> **Aim of the exercise**:
Report every line in the listing below where the string "text" shows up.

Items from a dataset
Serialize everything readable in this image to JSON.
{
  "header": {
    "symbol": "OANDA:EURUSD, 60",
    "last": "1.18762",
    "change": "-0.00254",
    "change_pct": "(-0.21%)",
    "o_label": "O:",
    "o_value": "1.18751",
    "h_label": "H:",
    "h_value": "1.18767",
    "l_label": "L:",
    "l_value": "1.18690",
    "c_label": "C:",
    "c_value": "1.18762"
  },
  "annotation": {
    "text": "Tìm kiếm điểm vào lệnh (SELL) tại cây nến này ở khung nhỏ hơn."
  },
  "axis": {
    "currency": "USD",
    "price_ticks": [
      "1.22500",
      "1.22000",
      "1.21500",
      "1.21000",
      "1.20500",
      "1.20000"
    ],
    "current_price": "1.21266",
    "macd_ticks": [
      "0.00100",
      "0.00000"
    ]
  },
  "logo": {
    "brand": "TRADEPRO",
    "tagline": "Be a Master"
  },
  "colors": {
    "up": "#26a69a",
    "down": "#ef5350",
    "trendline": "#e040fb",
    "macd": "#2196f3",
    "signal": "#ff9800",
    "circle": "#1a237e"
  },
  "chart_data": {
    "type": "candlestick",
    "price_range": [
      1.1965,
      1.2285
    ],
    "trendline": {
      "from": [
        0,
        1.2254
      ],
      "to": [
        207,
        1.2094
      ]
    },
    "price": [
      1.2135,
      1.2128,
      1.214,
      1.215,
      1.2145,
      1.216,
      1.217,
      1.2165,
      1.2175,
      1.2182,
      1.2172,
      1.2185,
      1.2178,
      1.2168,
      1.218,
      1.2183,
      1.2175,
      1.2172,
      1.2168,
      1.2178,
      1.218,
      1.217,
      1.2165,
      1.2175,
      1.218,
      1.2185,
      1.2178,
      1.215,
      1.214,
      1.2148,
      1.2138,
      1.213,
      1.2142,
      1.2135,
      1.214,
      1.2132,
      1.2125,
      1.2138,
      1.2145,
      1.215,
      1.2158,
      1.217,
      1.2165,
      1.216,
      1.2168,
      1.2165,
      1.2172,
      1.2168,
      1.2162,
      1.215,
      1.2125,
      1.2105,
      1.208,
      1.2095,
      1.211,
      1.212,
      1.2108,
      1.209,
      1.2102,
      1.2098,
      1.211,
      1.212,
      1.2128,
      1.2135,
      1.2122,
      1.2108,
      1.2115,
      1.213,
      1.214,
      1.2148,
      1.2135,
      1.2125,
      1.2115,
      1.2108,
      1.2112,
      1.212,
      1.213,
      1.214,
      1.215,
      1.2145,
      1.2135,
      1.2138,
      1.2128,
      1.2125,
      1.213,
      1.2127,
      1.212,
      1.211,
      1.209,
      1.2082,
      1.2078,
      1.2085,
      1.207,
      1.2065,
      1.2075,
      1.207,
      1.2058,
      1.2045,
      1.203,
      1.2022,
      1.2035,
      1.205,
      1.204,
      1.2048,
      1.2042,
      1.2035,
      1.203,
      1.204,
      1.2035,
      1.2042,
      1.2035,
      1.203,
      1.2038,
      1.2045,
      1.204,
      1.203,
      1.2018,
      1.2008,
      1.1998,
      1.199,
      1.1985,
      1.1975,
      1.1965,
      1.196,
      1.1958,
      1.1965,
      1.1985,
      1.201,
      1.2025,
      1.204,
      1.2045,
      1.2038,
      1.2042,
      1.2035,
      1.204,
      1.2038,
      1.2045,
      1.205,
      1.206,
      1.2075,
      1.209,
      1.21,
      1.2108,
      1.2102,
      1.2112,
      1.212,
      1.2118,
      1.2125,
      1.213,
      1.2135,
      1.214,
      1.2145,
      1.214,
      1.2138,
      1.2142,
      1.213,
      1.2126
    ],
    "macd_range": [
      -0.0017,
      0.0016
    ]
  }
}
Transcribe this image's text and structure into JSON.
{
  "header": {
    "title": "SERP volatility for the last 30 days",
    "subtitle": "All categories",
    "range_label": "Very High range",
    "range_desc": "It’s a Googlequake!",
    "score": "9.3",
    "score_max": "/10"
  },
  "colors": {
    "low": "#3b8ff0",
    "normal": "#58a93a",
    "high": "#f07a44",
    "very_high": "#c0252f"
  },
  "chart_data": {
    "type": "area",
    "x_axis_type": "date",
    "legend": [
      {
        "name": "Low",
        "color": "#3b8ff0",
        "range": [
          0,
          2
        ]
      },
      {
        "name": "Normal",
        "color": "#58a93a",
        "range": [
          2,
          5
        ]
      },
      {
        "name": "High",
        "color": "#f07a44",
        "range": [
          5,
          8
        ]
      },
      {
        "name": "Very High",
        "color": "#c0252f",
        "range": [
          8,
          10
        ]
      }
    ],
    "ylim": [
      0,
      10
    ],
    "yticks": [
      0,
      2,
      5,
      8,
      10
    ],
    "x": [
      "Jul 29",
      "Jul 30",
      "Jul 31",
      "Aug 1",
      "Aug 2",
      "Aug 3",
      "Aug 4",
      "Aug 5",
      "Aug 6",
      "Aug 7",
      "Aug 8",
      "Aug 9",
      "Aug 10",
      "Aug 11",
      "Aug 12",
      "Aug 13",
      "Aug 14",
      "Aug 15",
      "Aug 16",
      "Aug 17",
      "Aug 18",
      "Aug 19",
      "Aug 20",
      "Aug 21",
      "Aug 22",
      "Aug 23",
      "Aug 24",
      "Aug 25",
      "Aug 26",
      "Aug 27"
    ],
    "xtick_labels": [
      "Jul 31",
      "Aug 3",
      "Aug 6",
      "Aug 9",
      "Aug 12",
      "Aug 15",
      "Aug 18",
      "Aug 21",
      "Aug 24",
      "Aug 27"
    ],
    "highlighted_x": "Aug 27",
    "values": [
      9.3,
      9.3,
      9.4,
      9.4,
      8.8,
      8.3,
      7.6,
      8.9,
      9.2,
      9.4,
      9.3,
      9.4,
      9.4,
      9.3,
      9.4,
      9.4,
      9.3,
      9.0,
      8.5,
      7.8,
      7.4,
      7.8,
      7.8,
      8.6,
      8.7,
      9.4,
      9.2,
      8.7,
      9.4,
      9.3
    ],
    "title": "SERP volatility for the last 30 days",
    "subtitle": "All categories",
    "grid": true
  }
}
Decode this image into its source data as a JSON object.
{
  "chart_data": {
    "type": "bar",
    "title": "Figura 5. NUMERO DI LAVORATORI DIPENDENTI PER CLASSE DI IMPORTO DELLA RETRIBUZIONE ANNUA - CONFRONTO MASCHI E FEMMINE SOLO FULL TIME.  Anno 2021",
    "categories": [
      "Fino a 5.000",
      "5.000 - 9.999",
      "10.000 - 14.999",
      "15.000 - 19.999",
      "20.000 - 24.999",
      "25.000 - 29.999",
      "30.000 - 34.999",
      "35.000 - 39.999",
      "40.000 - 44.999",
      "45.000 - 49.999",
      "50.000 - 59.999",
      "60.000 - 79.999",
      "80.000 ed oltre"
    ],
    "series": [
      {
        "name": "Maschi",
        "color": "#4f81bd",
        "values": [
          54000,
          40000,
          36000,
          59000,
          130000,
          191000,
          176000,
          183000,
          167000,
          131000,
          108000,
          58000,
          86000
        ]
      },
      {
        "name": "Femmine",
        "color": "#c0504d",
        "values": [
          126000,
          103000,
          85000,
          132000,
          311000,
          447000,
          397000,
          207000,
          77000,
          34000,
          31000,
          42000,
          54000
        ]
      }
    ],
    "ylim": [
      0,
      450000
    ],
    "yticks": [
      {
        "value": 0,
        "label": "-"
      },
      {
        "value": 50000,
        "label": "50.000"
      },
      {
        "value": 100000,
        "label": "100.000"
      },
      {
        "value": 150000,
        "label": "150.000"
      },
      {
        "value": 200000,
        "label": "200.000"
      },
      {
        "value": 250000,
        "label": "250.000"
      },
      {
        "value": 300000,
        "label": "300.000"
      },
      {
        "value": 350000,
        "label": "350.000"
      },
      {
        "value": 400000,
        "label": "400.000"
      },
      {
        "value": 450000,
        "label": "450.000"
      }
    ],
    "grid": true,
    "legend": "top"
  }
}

> **Response to this exercise**:
    "text": "Tìm kiếm điểm vào lệnh (SELL) tại cây nến này ở khung nhỏ hơn."
Transcribe this image's text and structure into JSON.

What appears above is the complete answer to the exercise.